Search the data for the word "Puerto" and copy every line where it occurs.

Begin Task inputs

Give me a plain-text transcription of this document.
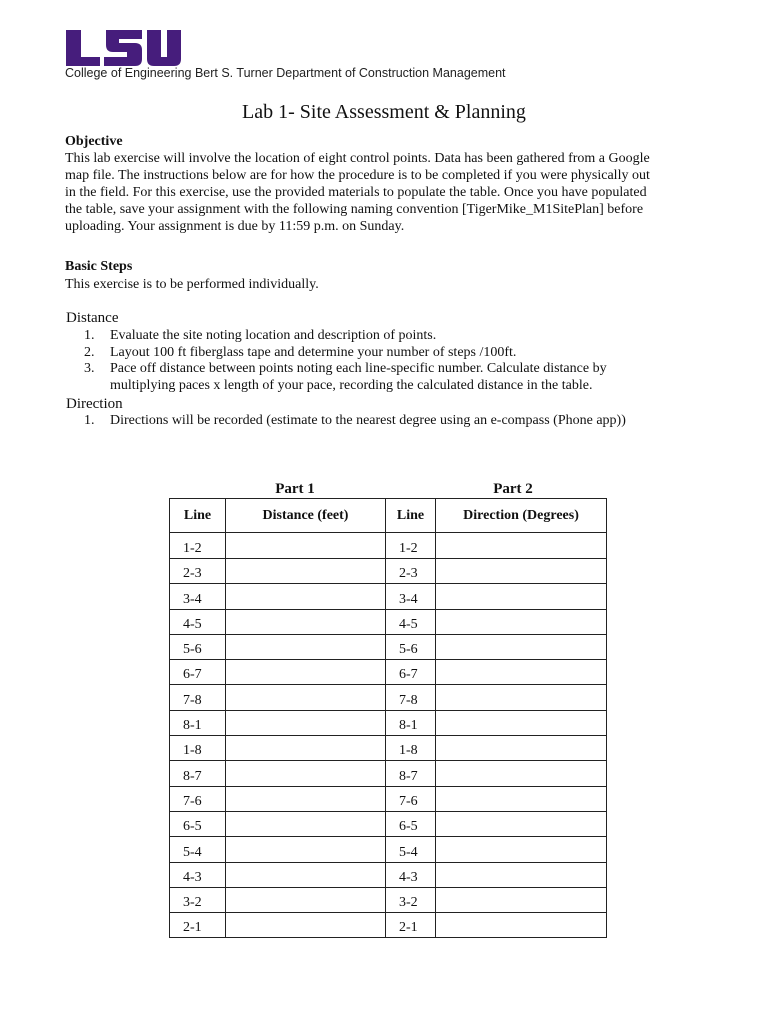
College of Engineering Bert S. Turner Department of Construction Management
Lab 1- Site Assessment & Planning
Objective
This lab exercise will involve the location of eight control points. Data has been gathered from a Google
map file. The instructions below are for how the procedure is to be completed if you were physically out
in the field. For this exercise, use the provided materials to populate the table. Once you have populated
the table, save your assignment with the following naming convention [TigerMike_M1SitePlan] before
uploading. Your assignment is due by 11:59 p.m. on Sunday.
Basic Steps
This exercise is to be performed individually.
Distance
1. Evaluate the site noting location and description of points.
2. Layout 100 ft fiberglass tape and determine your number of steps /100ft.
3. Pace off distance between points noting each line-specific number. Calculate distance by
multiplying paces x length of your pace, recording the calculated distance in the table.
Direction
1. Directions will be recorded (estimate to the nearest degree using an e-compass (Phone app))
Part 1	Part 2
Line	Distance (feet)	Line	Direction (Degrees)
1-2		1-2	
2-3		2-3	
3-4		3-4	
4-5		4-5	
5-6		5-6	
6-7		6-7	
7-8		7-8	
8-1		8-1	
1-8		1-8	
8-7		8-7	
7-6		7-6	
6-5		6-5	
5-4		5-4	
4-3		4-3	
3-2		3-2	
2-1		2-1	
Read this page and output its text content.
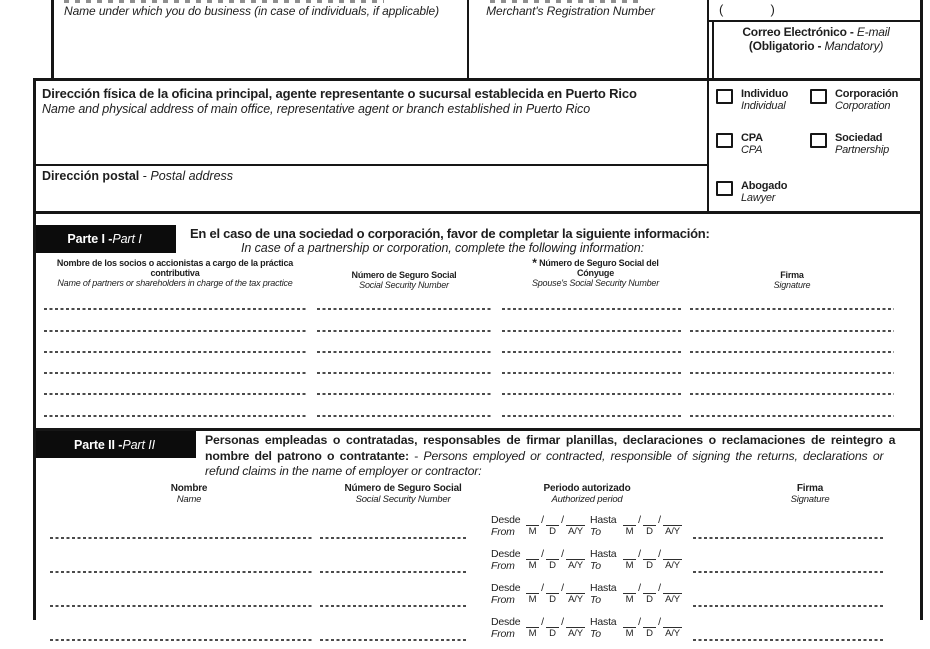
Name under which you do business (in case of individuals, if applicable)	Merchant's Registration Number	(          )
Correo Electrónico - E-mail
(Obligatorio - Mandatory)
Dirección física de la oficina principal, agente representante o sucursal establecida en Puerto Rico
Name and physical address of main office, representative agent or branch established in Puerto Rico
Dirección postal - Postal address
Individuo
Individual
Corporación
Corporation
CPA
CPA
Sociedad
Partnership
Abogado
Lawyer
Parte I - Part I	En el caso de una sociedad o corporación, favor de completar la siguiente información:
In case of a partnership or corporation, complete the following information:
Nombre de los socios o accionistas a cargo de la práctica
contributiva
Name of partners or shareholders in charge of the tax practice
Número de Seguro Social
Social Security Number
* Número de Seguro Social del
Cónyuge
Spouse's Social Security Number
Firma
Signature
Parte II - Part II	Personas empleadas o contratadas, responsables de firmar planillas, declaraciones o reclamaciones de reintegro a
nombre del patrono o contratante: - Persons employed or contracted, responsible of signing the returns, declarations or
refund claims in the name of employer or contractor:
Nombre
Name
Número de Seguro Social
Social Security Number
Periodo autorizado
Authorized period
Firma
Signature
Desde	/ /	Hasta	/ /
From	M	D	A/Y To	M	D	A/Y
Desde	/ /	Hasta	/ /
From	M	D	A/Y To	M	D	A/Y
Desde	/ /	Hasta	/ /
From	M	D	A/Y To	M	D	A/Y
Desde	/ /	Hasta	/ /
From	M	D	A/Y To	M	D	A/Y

End Task inputs
Begin Task inputs

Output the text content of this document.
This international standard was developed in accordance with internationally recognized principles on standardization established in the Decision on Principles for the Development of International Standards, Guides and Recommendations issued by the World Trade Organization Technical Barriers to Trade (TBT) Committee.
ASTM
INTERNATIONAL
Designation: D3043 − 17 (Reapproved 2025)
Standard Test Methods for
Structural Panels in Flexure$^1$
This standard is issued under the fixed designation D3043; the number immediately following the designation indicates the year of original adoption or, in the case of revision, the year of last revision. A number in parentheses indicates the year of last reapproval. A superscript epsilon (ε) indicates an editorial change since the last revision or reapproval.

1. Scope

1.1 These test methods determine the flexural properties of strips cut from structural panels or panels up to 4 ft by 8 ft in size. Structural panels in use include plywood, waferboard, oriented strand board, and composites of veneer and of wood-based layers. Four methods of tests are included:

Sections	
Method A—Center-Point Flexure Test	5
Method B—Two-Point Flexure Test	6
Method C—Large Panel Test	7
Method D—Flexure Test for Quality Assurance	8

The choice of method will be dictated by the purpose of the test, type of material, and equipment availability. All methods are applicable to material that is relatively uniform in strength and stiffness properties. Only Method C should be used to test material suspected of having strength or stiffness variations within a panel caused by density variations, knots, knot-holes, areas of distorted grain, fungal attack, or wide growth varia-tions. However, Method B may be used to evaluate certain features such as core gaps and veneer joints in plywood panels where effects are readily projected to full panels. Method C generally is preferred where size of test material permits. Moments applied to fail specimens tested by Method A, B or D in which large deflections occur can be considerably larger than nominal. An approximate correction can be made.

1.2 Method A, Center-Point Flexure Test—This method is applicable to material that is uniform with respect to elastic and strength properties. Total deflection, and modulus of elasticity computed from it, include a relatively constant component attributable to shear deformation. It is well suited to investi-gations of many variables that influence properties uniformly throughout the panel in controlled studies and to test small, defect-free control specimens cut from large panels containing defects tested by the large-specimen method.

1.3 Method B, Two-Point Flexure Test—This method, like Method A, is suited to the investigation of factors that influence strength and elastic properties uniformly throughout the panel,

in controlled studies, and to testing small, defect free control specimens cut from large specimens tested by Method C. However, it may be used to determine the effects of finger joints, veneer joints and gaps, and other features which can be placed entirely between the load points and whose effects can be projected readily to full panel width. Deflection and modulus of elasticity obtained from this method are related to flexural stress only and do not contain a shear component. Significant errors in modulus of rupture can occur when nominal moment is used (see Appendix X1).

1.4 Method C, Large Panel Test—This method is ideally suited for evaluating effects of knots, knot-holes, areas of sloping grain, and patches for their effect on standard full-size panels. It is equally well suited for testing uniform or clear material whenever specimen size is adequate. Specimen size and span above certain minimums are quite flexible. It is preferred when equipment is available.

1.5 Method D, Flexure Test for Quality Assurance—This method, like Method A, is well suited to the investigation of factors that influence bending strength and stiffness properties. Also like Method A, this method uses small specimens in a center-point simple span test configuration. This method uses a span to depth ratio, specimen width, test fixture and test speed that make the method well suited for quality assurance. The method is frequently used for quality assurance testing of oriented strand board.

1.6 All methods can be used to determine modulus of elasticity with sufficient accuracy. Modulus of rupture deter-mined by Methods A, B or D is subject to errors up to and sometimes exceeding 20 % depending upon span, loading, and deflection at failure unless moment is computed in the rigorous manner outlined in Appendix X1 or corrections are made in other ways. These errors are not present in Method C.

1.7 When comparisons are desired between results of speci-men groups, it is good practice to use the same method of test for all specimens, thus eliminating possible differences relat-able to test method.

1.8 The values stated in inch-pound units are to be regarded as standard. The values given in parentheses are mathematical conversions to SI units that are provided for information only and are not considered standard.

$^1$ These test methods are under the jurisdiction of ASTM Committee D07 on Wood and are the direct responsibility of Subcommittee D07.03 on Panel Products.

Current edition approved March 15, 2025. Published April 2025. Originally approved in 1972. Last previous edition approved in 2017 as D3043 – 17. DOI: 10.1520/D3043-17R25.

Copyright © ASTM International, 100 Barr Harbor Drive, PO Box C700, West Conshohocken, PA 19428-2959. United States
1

End Task inputs

### Answer in full
Dirección física de la oficina principal, agente representante o sucursal establecida en Puerto Rico
Name and physical address of main office, representative agent or branch established in Puerto Rico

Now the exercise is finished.